**Extract**
=======
From Service-Oriented Architecture to Microservices
Legacy systems still form the backbone of many enterprises. Yet as the demand for efficiency, scale, reliability and agility grow larger, we’ve seen an evolution in these underlying technologies to meet those needs. Let’s explore some of these technologies, their history and their evolution to see why such a change was inevitable. Because in today’s digital economy, organizations need to drive at a very different speed than was previously acceptable and embrace change in their competitive landscape and products. Service-Oriented Architecture to the Rescue
Legacy systems, which are the mainstay of many enterprises, weren’t developed to support the implementation and adoption of new technologies and growing economies working at breakneck speed. Consequently, as the number of digital transformation initiatives increases and the speed of expected delivery intensifies, IT leaders become overwhelmed by the sheer number of requests across the systems. Moreover, existing legacy interfaces, developed in a world of daily batch calls, are not fit for purpose for today’s digital channels that require real-time data.
Enter service-oriented architecture (SOA), with its promise of speeding up project delivery, increasing IT agility and scalability and reduce integration costs. Gartner analyst Roy Schulte defined service-oriented architecture in 1996 as follows:
“A service-oriented architecture is a style of multi-tier computing that helps organizations share logic and data among multiple applications and usage modes.”
The goal of SOA is to create independent services that represent a single business activity with a specified outcome, that is self-contained and can be consumed by others irrespective of its implementation details based on the exposed interface. However, as SOA was adopted by organizations across the world, SOA governance requirements, large scale ESB integrations, and a need for large service registries made the implementations heavy and monolithic.
The original promise of SOA was to speed up project delivery, increase agility and reduce costs. However, SOA adopters found that it increased complexity and introduced bottlenecks. Although teams were able to create faster connections, they also needed to maintain a large ESB implementation which slowed down time to production and didn’t provide a reasonable return on investment.
=======
**Extracted records**
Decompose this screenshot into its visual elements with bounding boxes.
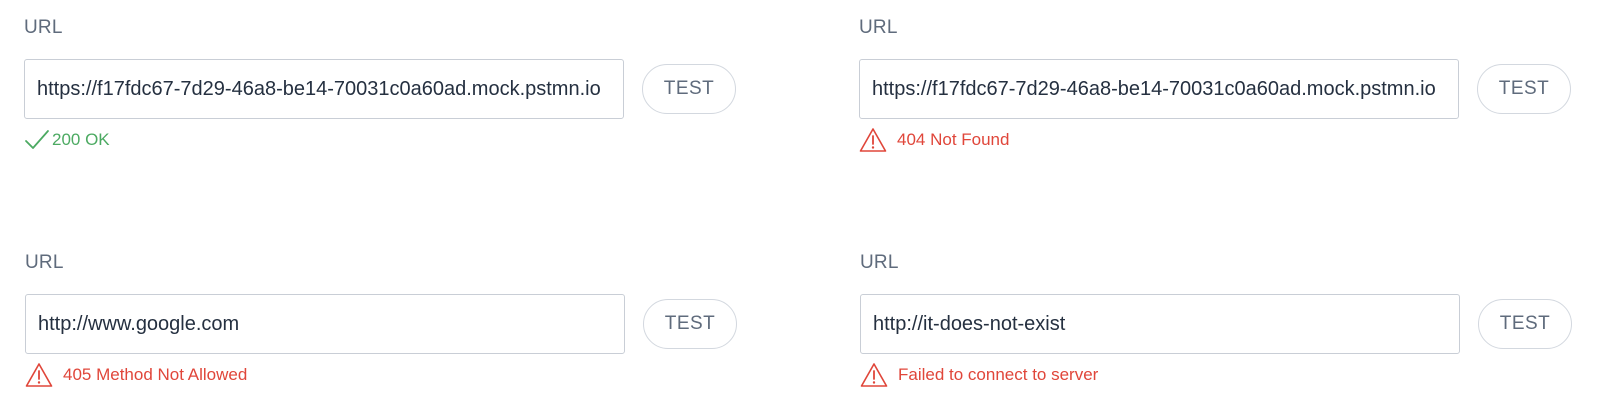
url-input[interactable] — [860, 294, 1460, 354]
status-message: 404 Not Found — [859, 126, 1009, 154]
status-message: Failed to connect to server — [860, 361, 1098, 389]
test-button[interactable]: TEST — [642, 64, 736, 114]
status-message: 200 OK — [24, 126, 110, 154]
warning-icon — [859, 127, 887, 153]
url-test-panel-not-found: URL TEST 404 Not Found — [859, 16, 1579, 166]
url-input[interactable] — [859, 59, 1459, 119]
url-test-panel-method-not-allowed: URL TEST 405 Method Not Allowed — [25, 251, 745, 401]
url-field-label: URL — [859, 17, 898, 38]
test-button[interactable]: TEST — [1477, 64, 1571, 114]
url-field-label: URL — [25, 252, 64, 273]
status-text: 404 Not Found — [897, 130, 1010, 149]
test-button[interactable]: TEST — [1478, 299, 1572, 349]
url-test-panel-success: URL TEST 200 OK — [24, 16, 744, 166]
url-input[interactable] — [24, 59, 624, 119]
url-test-panel-connection-failed: URL TEST Failed to connect to server — [860, 251, 1580, 401]
check-icon — [24, 129, 50, 151]
url-field-label: URL — [24, 17, 63, 38]
url-input[interactable] — [25, 294, 625, 354]
url-field-label: URL — [860, 252, 899, 273]
test-button[interactable]: TEST — [643, 299, 737, 349]
status-text: Failed to connect to server — [898, 365, 1099, 384]
status-message: 405 Method Not Allowed — [25, 361, 247, 389]
status-text: 200 OK — [52, 130, 110, 149]
status-text: 405 Method Not Allowed — [63, 365, 248, 384]
warning-icon — [25, 362, 53, 388]
warning-icon — [860, 362, 888, 388]
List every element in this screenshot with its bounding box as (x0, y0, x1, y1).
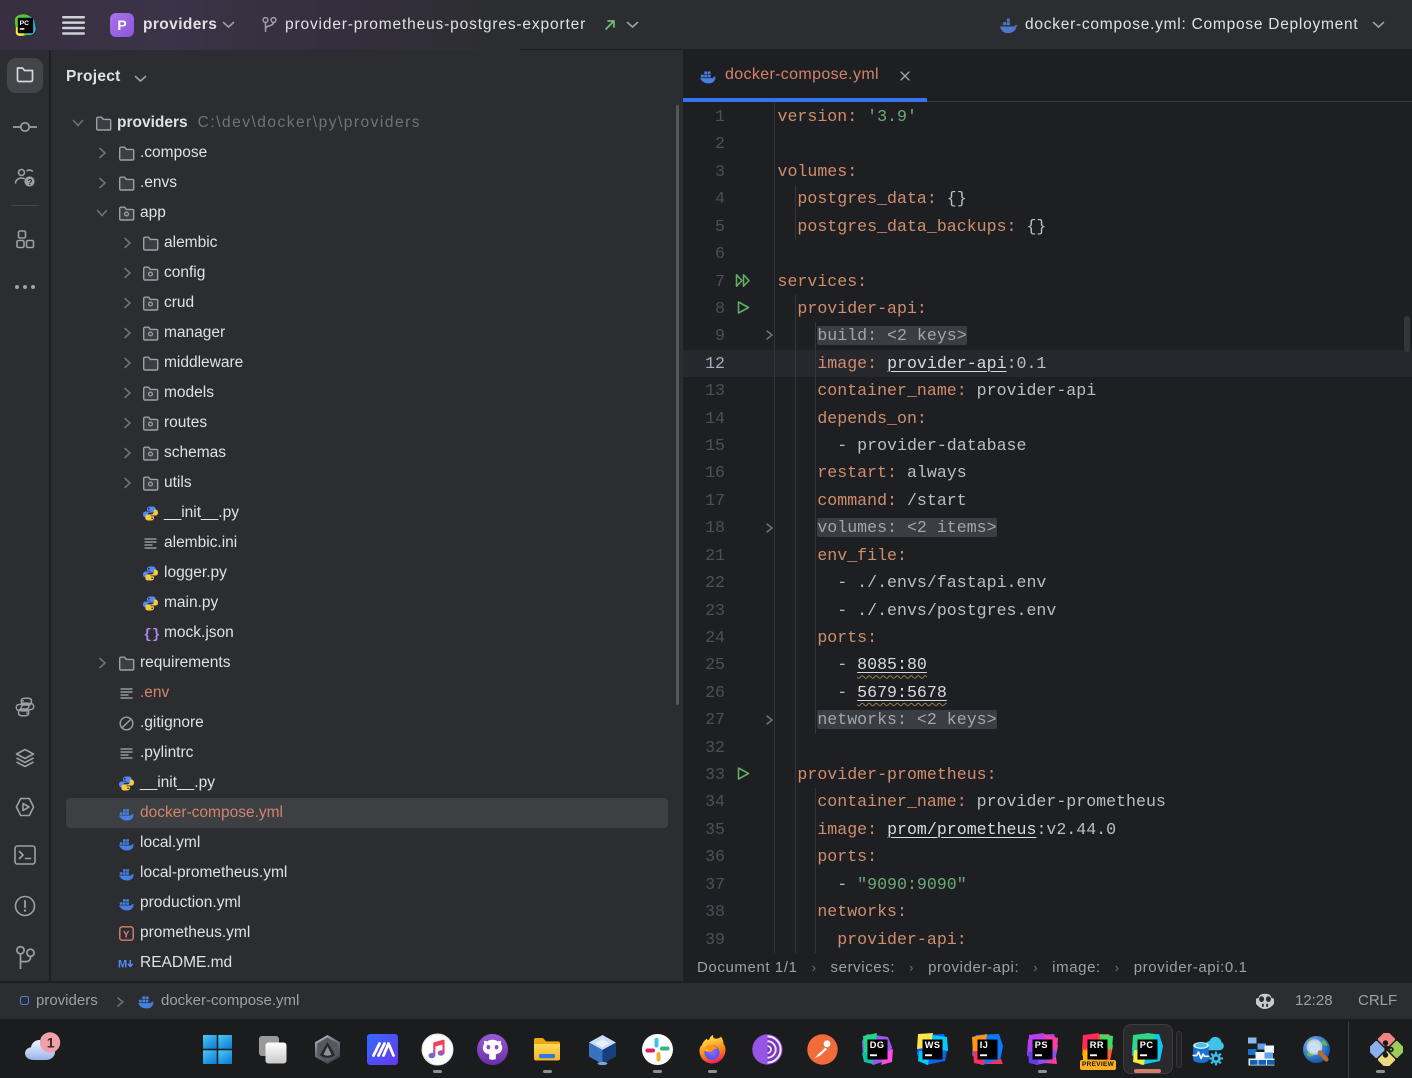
svg-text:WS: WS (925, 1040, 941, 1050)
svg-text:?: ? (27, 177, 32, 187)
svg-text:IJ: IJ (980, 1040, 988, 1050)
svg-text:1: 1 (47, 1035, 55, 1051)
svg-text:PS: PS (1035, 1040, 1048, 1050)
svg-text:PC: PC (1140, 1040, 1154, 1050)
svg-text:RR: RR (1090, 1040, 1104, 1050)
svg-text:DG: DG (870, 1040, 885, 1050)
svg-text:PC: PC (20, 20, 30, 27)
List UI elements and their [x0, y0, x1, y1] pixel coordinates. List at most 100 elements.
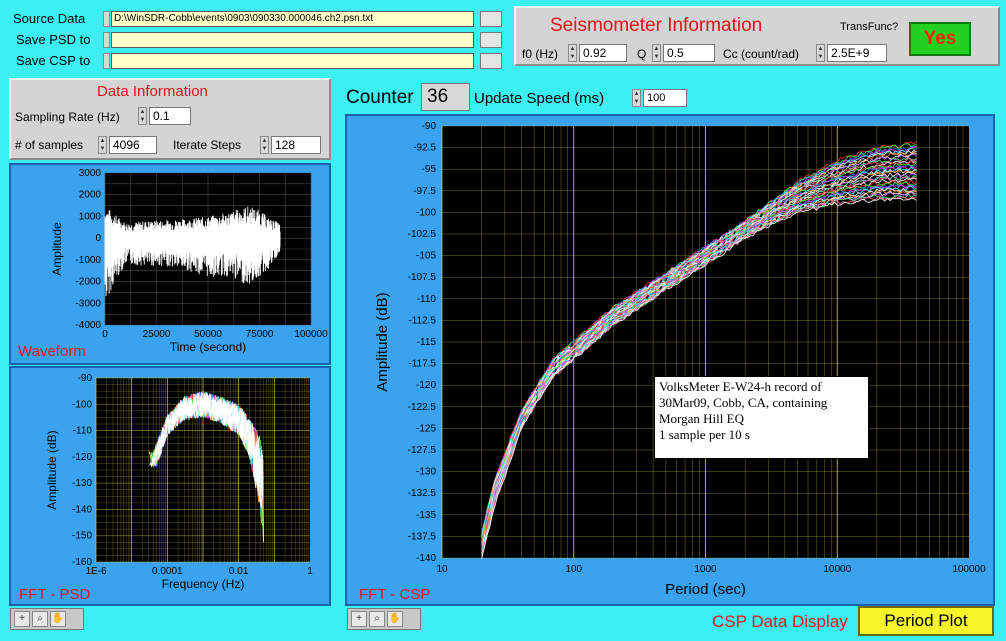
psd-panel: 1E-6 0.0001 0.01 1 -90 -100 -110 -120 -130 -140 -1… [9, 366, 331, 606]
source-data-label: Source Data [13, 11, 86, 26]
sampling-rate-label: Sampling Rate (Hz) [15, 110, 120, 124]
samples-input[interactable]: 4096 [109, 136, 157, 154]
csp-y-tick: -117.5 [408, 359, 436, 370]
csp-graph-tools: + ⌕ ✋ [347, 608, 421, 630]
seismometer-title: Seismometer Information [550, 15, 763, 36]
update-speed-label: Update Speed (ms) [474, 90, 605, 107]
csp-y-tick: -95 [422, 164, 437, 175]
f0-label: f0 (Hz) [522, 47, 558, 61]
csp-annotation-line: Morgan Hill EQ [659, 411, 744, 426]
seismometer-panel: Seismometer Information TransFunc? Yes f… [514, 6, 1000, 66]
waveform-x-tick: 0 [102, 329, 108, 340]
f0-spinner-icon[interactable]: ▲ ▼ [568, 44, 577, 62]
waveform-x-tick: 100000 [294, 329, 328, 340]
cc-spinner-icon[interactable]: ▲ ▼ [816, 44, 825, 62]
pan-hand-icon[interactable]: ✋ [387, 611, 403, 627]
waveform-y-tick: -4000 [75, 320, 101, 331]
csp-x-tick: 100 [565, 564, 582, 575]
waveform-panel: 0 25000 50000 75000 100000 3000 2000 1000 0 -1000… [9, 163, 331, 365]
update-speed-input[interactable]: 100 [643, 89, 687, 107]
csp-panel: 10 100 1000 10000 100000 -90 -92.5 -95 -97.5 -100… [345, 114, 995, 606]
save-psd-folder-icon[interactable] [480, 32, 502, 48]
csp-y-tick: -137.5 [408, 531, 437, 542]
csp-annotation-box: VolksMeter E-W24-h record of 30Mar09, Co… [654, 376, 869, 459]
psd-y-tick: -130 [72, 478, 92, 489]
iterate-steps-label: Iterate Steps [173, 138, 242, 152]
data-info-title: Data Information [97, 83, 208, 100]
csp-y-tick: -140 [416, 553, 436, 564]
csp-y-tick: -107.5 [408, 272, 437, 283]
sampling-rate-spinner-icon[interactable]: ▲ ▼ [138, 107, 147, 125]
psd-x-tick: 1 [307, 566, 313, 577]
save-csp-folder-icon[interactable] [480, 53, 502, 69]
csp-y-tick: -90 [422, 121, 437, 132]
csp-chart: 10 100 1000 10000 100000 -90 -92.5 -95 -97.5 -100… [374, 121, 986, 598]
csp-y-tick: -92.5 [413, 143, 436, 154]
save-psd-browse-icon[interactable] [103, 32, 110, 48]
csp-x-tick: 1000 [694, 564, 717, 575]
csp-y-tick: -112.5 [408, 315, 436, 326]
iterate-steps-spinner-icon[interactable]: ▲ ▼ [260, 136, 269, 154]
zoom-icon[interactable]: ⌕ [32, 611, 48, 627]
counter-display: 36 [421, 83, 470, 111]
save-csp-label: Save CSP to [16, 53, 91, 68]
samples-label: # of samples [15, 138, 84, 152]
q-spinner-icon[interactable]: ▲ ▼ [652, 44, 661, 62]
waveform-x-tick: 75000 [246, 329, 274, 340]
csp-y-tick: -110 [417, 294, 437, 305]
psd-y-axis-label: Amplitude (dB) [45, 430, 59, 509]
f0-input[interactable]: 0.92 [579, 44, 627, 62]
csp-y-tick: -122.5 [408, 402, 437, 413]
transfunc-yes-button[interactable]: Yes [909, 22, 971, 56]
waveform-y-tick: 1000 [79, 211, 102, 222]
csp-y-tick: -115 [417, 337, 437, 348]
waveform-y-tick: 3000 [79, 168, 102, 179]
csp-annotation-line: 1 sample per 10 s [659, 427, 750, 442]
waveform-y-tick: 2000 [79, 190, 102, 201]
transfunc-label: TransFunc? [840, 21, 899, 33]
crosshair-cursor-icon[interactable]: + [14, 611, 30, 627]
q-input[interactable]: 0.5 [663, 44, 715, 62]
csp-display-selector[interactable]: Period Plot [858, 606, 994, 636]
zoom-icon[interactable]: ⌕ [369, 611, 385, 627]
sampling-rate-input[interactable]: 0.1 [149, 107, 191, 125]
csp-y-tick: -97.5 [413, 186, 436, 197]
crosshair-cursor-icon[interactable]: + [351, 611, 367, 627]
save-psd-path-field[interactable] [111, 32, 474, 48]
csp-x-tick: 10 [436, 564, 448, 575]
waveform-x-axis-label: Time (second) [170, 340, 246, 354]
source-folder-icon[interactable] [480, 11, 502, 27]
psd-y-tick: -90 [78, 373, 93, 384]
psd-caption: FFT - PSD [19, 586, 91, 603]
counter-label: Counter [346, 87, 414, 108]
csp-y-tick: -127.5 [408, 445, 437, 456]
waveform-y-tick: -1000 [75, 255, 101, 266]
csp-caption: FFT - CSP [359, 586, 431, 603]
save-csp-browse-icon[interactable] [103, 53, 110, 69]
q-label: Q [637, 47, 647, 61]
source-data-path-field[interactable]: D:\WinSDR-Cobb\events\0903\090330.000046… [111, 11, 474, 27]
data-info-panel: Data Information Sampling Rate (Hz) ▲ ▼ 0… [9, 78, 331, 160]
samples-spinner-icon[interactable]: ▲ ▼ [98, 136, 107, 154]
psd-graph-tools: + ⌕ ✋ [10, 608, 84, 630]
csp-y-tick: -120 [416, 380, 436, 391]
pan-hand-icon[interactable]: ✋ [50, 611, 66, 627]
waveform-y-tick: -3000 [75, 298, 101, 309]
psd-y-tick: -150 [72, 531, 92, 542]
csp-x-tick: 100000 [952, 564, 986, 575]
waveform-y-tick: 0 [95, 233, 101, 244]
psd-x-tick: 0.0001 [152, 566, 183, 577]
save-csp-path-field[interactable] [111, 53, 474, 69]
update-speed-spinner-icon[interactable]: ▲ ▼ [632, 89, 641, 107]
source-path-browse-icon[interactable] [103, 11, 110, 27]
csp-annotation-line: VolksMeter E-W24-h record of [659, 379, 822, 394]
waveform-x-tick: 50000 [194, 329, 222, 340]
psd-y-tick: -120 [72, 452, 92, 463]
csp-x-axis-label: Period (sec) [665, 581, 746, 598]
psd-y-tick: -110 [73, 426, 93, 437]
csp-y-tick: -105 [416, 251, 436, 262]
cc-label: Cc (count/rad) [723, 47, 800, 61]
cc-input[interactable]: 2.5E+9 [827, 44, 887, 62]
iterate-steps-input[interactable]: 128 [271, 136, 321, 154]
waveform-y-axis-label: Amplitude [50, 222, 64, 276]
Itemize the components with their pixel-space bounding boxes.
=======
**Given exercise**
Shorten the paragraph of the text on service-oriented architecture that starts with "The original promise of SOA", keeping its main facts. The records have no connection to the text on service-oriented architecture.

**Solution to the problem**
SOA was meant to speed up project delivery, increase agility and cut costs. Adopters instead found that it added complexity and bottlenecks. Teams could build connections faster, but maintaining a large ESB implementation slowed time to production and failed to give a reasonable return on investment.